- PROBLEM TO WORK ON
Listed below are entries; give the number of lines among them that include "global", and only that number.

- EXTRACTED INFORMATION
====

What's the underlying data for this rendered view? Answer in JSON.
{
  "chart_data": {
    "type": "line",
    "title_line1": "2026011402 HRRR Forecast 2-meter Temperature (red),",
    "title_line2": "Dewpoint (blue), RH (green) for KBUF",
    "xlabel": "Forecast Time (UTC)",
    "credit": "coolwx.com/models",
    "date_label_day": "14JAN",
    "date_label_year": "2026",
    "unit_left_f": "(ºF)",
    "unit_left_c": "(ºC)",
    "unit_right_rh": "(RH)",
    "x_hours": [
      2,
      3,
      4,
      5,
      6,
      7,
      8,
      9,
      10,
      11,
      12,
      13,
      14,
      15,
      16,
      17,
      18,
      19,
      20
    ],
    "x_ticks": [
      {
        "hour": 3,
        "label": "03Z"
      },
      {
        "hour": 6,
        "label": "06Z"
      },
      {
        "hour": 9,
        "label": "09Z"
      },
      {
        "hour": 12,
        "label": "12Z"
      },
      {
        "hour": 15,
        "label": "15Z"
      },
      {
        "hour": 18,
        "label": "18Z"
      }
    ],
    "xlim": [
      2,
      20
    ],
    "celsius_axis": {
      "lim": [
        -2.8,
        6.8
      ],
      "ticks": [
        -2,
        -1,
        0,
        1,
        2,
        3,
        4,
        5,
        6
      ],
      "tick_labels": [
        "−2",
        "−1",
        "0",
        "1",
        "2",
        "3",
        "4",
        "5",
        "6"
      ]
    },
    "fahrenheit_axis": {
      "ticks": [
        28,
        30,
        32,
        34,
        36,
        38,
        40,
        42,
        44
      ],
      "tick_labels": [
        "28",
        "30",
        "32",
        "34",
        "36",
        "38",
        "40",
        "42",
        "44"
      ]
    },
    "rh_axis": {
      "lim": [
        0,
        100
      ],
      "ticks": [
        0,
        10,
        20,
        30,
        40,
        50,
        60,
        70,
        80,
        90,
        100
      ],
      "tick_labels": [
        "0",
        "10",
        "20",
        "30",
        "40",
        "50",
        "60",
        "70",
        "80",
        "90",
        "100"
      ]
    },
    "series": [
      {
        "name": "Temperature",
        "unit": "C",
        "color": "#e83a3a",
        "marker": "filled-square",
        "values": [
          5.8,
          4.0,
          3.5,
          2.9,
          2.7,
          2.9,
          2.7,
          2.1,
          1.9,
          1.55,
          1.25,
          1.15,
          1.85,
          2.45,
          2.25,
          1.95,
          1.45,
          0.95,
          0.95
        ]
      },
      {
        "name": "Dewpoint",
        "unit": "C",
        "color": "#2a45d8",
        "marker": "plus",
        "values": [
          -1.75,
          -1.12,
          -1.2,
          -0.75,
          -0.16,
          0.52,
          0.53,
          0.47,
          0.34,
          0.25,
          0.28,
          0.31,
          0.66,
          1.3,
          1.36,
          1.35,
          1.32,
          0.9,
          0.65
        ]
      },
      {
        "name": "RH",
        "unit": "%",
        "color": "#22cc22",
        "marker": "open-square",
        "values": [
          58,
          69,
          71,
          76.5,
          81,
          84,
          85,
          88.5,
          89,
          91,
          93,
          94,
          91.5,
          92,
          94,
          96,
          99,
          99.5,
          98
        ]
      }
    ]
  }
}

====

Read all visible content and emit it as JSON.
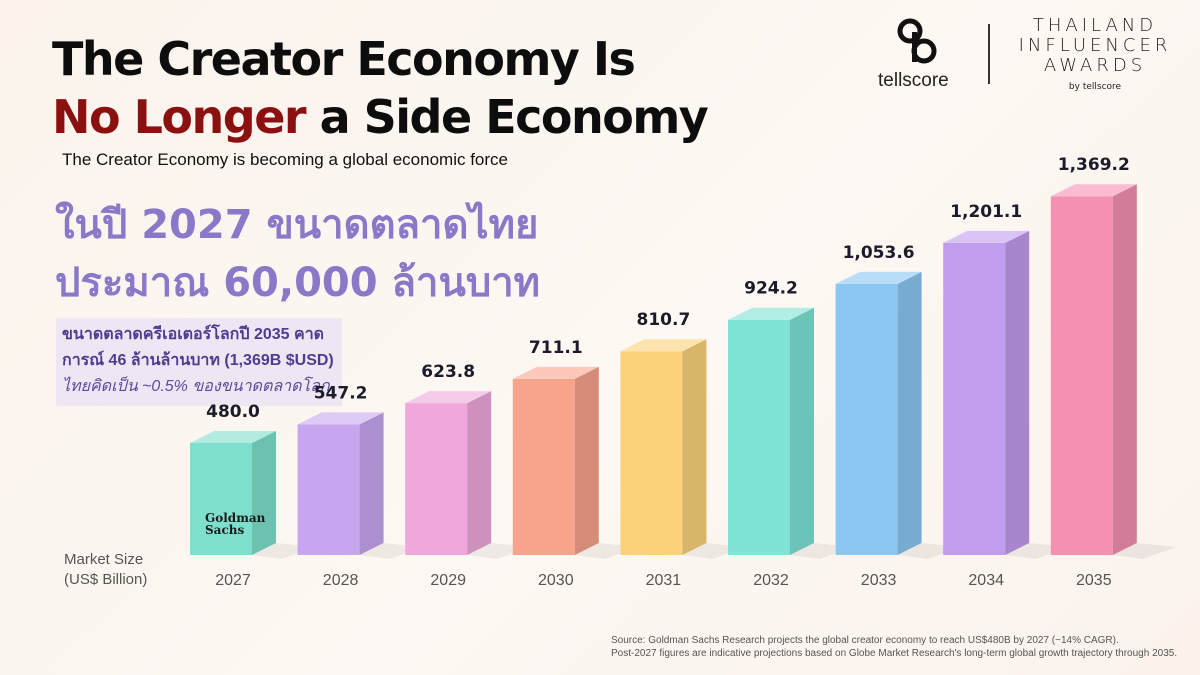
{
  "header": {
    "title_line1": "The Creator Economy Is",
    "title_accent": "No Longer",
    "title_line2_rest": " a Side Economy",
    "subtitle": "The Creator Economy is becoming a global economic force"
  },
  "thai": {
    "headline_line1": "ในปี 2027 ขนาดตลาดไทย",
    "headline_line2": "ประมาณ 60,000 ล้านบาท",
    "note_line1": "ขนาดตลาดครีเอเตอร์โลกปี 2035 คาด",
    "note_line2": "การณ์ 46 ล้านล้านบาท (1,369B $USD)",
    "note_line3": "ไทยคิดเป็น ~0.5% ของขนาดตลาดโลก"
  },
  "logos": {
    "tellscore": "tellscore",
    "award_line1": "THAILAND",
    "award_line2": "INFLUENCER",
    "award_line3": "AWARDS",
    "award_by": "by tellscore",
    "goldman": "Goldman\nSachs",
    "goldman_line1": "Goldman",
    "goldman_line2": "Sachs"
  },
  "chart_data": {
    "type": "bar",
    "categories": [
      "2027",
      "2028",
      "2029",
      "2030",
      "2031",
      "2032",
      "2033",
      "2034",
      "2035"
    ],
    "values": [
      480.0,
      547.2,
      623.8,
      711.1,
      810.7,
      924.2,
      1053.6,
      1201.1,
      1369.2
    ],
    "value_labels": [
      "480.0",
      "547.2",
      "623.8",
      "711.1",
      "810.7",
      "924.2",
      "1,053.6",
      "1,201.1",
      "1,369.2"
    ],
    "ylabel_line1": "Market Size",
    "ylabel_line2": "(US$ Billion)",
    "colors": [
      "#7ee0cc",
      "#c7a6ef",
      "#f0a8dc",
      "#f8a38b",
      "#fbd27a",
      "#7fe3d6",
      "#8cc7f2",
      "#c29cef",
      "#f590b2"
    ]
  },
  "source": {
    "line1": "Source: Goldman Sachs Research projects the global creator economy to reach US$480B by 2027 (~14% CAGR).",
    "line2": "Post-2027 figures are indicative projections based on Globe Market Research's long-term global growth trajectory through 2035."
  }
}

====

- RESPONSE
3